Extract exactly and only the lines of the data below, starting at the line with "Extract all readable text from this page." and stopping after the final line.

* * * * * * *

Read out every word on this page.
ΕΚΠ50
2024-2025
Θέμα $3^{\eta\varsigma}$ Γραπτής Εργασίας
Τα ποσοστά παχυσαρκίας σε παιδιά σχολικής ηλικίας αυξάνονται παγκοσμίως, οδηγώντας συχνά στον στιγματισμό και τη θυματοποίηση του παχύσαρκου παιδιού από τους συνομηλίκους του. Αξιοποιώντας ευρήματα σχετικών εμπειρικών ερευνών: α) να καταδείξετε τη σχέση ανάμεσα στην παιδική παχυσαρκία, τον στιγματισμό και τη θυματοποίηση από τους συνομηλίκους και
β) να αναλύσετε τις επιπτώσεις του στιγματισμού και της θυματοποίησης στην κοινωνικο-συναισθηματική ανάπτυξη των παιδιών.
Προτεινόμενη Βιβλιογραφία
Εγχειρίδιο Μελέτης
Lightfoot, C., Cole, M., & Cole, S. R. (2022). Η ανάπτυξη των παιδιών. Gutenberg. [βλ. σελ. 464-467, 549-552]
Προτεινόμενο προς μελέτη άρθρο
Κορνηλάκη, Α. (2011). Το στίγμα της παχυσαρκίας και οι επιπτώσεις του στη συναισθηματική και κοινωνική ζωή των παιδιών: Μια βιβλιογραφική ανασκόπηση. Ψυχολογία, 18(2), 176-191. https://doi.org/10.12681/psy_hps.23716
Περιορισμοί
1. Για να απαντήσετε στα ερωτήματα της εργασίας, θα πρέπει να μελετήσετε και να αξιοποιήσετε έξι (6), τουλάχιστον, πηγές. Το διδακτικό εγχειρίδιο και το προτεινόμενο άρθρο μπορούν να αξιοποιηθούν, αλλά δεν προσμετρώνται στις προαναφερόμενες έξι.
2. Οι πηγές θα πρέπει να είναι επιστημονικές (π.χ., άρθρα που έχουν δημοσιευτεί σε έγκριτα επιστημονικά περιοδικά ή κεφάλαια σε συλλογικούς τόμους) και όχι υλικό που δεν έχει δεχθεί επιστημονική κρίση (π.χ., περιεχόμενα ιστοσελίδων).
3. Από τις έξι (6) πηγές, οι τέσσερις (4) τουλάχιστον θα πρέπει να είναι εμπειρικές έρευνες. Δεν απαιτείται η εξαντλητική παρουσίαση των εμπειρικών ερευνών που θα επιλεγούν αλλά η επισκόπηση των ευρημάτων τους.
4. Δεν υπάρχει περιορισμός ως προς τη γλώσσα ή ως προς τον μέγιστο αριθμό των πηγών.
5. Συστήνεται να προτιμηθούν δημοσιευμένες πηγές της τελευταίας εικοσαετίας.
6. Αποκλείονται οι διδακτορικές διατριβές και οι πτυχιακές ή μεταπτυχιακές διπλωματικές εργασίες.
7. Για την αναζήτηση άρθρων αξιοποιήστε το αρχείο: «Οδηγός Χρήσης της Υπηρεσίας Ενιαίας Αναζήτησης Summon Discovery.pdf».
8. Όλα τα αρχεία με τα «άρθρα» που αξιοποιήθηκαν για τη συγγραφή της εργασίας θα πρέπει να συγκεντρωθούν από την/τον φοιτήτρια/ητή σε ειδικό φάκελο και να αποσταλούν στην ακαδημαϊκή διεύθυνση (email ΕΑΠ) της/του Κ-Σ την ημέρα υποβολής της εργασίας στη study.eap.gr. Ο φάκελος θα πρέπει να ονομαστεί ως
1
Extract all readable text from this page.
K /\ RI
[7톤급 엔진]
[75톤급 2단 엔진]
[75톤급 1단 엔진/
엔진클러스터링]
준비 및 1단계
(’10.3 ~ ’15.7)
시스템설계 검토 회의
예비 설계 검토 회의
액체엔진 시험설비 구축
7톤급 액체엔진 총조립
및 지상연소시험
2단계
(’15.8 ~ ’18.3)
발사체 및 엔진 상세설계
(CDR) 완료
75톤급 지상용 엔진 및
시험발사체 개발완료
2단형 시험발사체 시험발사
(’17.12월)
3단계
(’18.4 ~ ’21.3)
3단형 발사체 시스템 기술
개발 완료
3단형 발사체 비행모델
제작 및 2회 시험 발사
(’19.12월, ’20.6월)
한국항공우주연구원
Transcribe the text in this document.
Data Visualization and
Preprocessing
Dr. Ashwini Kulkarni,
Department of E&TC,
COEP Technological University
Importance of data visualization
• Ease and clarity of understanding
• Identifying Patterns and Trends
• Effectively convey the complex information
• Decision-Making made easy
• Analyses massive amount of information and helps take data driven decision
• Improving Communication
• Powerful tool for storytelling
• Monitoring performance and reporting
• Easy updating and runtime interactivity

* * * * * * *

:: Result below ::
Extract all readable text from this page.
K /\ RI
[7톤급 엔진]
[75톤급 2단 엔진]
[75톤급 1단 엔진/
엔진클러스터링]
준비 및 1단계
(’10.3 ~ ’15.7)
시스템설계 검토 회의
예비 설계 검토 회의
액체엔진 시험설비 구축
7톤급 액체엔진 총조립
및 지상연소시험
2단계
(’15.8 ~ ’18.3)
발사체 및 엔진 상세설계
(CDR) 완료
75톤급 지상용 엔진 및
시험발사체 개발완료
2단형 시험발사체 시험발사
(’17.12월)
3단계
(’18.4 ~ ’21.3)
3단형 발사체 시스템 기술
개발 완료
3단형 발사체 비행모델
제작 및 2회 시험 발사
(’19.12월, ’20.6월)
한국항공우주연구원
Transcribe the text in this document.
Data Visualization and
Preprocessing
Dr. Ashwini Kulkarni,
Department of E&TC,
COEP Technological University
Importance of data visualization
• Ease and clarity of understanding
• Identifying Patterns and Trends
• Effectively convey the complex information
• Decision-Making made easy
• Analyses massive amount of information and helps take data driven decision
• Improving Communication
• Powerful tool for storytelling
• Monitoring performance and reporting
• Easy updating and runtime interactivity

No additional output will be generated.